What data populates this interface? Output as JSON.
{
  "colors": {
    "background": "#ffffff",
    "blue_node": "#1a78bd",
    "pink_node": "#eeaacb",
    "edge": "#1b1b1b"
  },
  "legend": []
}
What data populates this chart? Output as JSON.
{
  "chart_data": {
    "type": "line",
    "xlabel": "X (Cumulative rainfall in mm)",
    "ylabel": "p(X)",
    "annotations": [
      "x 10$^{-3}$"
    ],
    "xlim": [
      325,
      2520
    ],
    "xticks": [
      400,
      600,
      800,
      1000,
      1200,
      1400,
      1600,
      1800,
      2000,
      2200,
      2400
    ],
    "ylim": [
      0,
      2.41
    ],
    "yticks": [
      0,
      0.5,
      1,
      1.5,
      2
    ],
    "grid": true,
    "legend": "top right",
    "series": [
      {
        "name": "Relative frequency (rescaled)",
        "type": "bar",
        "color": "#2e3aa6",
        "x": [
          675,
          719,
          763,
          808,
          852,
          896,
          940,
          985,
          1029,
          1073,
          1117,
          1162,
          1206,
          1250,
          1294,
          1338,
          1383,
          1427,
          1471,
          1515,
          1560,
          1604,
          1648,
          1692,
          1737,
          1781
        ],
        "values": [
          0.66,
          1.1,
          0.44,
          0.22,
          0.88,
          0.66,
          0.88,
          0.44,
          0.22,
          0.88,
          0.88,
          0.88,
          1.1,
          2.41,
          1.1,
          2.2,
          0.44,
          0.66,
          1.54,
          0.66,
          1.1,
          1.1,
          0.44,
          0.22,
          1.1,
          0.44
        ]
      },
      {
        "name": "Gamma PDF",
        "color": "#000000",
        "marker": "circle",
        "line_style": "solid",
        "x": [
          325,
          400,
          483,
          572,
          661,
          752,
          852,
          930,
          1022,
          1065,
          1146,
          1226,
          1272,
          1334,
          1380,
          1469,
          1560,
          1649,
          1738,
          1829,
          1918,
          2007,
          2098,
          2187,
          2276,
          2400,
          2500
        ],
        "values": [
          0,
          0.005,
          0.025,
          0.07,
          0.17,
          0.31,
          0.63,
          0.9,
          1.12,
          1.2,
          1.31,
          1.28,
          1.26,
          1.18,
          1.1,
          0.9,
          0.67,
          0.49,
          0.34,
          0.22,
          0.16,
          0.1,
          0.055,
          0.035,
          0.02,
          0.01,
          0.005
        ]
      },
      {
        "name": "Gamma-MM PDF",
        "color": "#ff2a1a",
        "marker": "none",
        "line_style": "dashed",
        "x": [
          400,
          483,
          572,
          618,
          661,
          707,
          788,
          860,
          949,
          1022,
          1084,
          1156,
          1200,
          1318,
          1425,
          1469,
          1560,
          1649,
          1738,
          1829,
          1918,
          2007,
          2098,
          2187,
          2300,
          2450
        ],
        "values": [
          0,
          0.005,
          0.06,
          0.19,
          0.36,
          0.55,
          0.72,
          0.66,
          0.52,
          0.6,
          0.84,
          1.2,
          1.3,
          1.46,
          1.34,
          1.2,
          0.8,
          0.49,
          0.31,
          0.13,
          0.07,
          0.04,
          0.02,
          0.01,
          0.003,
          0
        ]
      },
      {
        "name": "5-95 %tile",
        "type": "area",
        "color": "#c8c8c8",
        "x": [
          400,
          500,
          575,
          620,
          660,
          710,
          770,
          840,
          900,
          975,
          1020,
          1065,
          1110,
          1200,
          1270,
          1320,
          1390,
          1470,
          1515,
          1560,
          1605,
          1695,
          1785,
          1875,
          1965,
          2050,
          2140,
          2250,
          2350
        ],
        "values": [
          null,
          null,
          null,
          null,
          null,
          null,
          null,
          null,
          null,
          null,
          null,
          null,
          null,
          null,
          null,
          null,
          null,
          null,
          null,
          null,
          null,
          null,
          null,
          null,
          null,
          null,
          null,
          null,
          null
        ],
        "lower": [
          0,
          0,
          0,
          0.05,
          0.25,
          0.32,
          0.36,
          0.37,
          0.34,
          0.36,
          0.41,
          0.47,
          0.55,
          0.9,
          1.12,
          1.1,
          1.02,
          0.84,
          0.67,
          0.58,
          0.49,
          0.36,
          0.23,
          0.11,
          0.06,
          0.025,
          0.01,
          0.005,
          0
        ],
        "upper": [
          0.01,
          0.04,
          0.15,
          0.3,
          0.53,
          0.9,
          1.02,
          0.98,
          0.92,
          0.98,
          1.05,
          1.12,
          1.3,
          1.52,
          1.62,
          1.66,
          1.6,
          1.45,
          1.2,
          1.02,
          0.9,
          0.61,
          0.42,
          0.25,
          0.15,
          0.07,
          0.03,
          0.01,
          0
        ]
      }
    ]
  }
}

Problem: Print all of the entries exactly as they are written.

Answer:
What data populates this interface? Output as JSON.
{
  "colors": {
    "background": "#ffffff",
    "blue_node": "#1a78bd",
    "pink_node": "#eeaacb",
    "edge": "#1b1b1b"
  },
  "legend": []
}
What data populates this chart? Output as JSON.
{
  "chart_data": {
    "type": "line",
    "xlabel": "X (Cumulative rainfall in mm)",
    "ylabel": "p(X)",
    "annotations": [
      "x 10$^{-3}$"
    ],
    "xlim": [
      325,
      2520
    ],
    "xticks": [
      400,
      600,
      800,
      1000,
      1200,
      1400,
      1600,
      1800,
      2000,
      2200,
      2400
    ],
    "ylim": [
      0,
      2.41
    ],
    "yticks": [
      0,
      0.5,
      1,
      1.5,
      2
    ],
    "grid": true,
    "legend": "top right",
    "series": [
      {
        "name": "Relative frequency (rescaled)",
        "type": "bar",
        "color": "#2e3aa6",
        "x": [
          675,
          719,
          763,
          808,
          852,
          896,
          940,
          985,
          1029,
          1073,
          1117,
          1162,
          1206,
          1250,
          1294,
          1338,
          1383,
          1427,
          1471,
          1515,
          1560,
          1604,
          1648,
          1692,
          1737,
          1781
        ],
        "values": [
          0.66,
          1.1,
          0.44,
          0.22,
          0.88,
          0.66,
          0.88,
          0.44,
          0.22,
          0.88,
          0.88,
          0.88,
          1.1,
          2.41,
          1.1,
          2.2,
          0.44,
          0.66,
          1.54,
          0.66,
          1.1,
          1.1,
          0.44,
          0.22,
          1.1,
          0.44
        ]
      },
      {
        "name": "Gamma PDF",
        "color": "#000000",
        "marker": "circle",
        "line_style": "solid",
        "x": [
          325,
          400,
          483,
          572,
          661,
          752,
          852,
          930,
          1022,
          1065,
          1146,
          1226,
          1272,
          1334,
          1380,
          1469,
          1560,
          1649,
          1738,
          1829,
          1918,
          2007,
          2098,
          2187,
          2276,
          2400,
          2500
        ],
        "values": [
          0,
          0.005,
          0.025,
          0.07,
          0.17,
          0.31,
          0.63,
          0.9,
          1.12,
          1.2,
          1.31,
          1.28,
          1.26,
          1.18,
          1.1,
          0.9,
          0.67,
          0.49,
          0.34,
          0.22,
          0.16,
          0.1,
          0.055,
          0.035,
          0.02,
          0.01,
          0.005
        ]
      },
      {
        "name": "Gamma-MM PDF",
        "color": "#ff2a1a",
        "marker": "none",
        "line_style": "dashed",
        "x": [
          400,
          483,
          572,
          618,
          661,
          707,
          788,
          860,
          949,
          1022,
          1084,
          1156,
          1200,
          1318,
          1425,
          1469,
          1560,
          1649,
          1738,
          1829,
          1918,
          2007,
          2098,
          2187,
          2300,
          2450
        ],
        "values": [
          0,
          0.005,
          0.06,
          0.19,
          0.36,
          0.55,
          0.72,
          0.66,
          0.52,
          0.6,
          0.84,
          1.2,
          1.3,
          1.46,
          1.34,
          1.2,
          0.8,
          0.49,
          0.31,
          0.13,
          0.07,
          0.04,
          0.02,
          0.01,
          0.003,
          0
        ]
      },
      {
        "name": "5-95 %tile",
        "type": "area",
        "color": "#c8c8c8",
        "x": [
          400,
          500,
          575,
          620,
          660,
          710,
          770,
          840,
          900,
          975,
          1020,
          1065,
          1110,
          1200,
          1270,
          1320,
          1390,
          1470,
          1515,
          1560,
          1605,
          1695,
          1785,
          1875,
          1965,
          2050,
          2140,
          2250,
          2350
        ],
        "values": [
          null,
          null,
          null,
          null,
          null,
          null,
          null,
          null,
          null,
          null,
          null,
          null,
          null,
          null,
          null,
          null,
          null,
          null,
          null,
          null,
          null,
          null,
          null,
          null,
          null,
          null,
          null,
          null,
          null
        ],
        "lower": [
          0,
          0,
          0,
          0.05,
          0.25,
          0.32,
          0.36,
          0.37,
          0.34,
          0.36,
          0.41,
          0.47,
          0.55,
          0.9,
          1.12,
          1.1,
          1.02,
          0.84,
          0.67,
          0.58,
          0.49,
          0.36,
          0.23,
          0.11,
          0.06,
          0.025,
          0.01,
          0.005,
          0
        ],
        "upper": [
          0.01,
          0.04,
          0.15,
          0.3,
          0.53,
          0.9,
          1.02,
          0.98,
          0.92,
          0.98,
          1.05,
          1.12,
          1.3,
          1.52,
          1.62,
          1.66,
          1.6,
          1.45,
          1.2,
          1.02,
          0.9,
          0.61,
          0.42,
          0.25,
          0.15,
          0.07,
          0.03,
          0.01,
          0
        ]
      }
    ]
  }
}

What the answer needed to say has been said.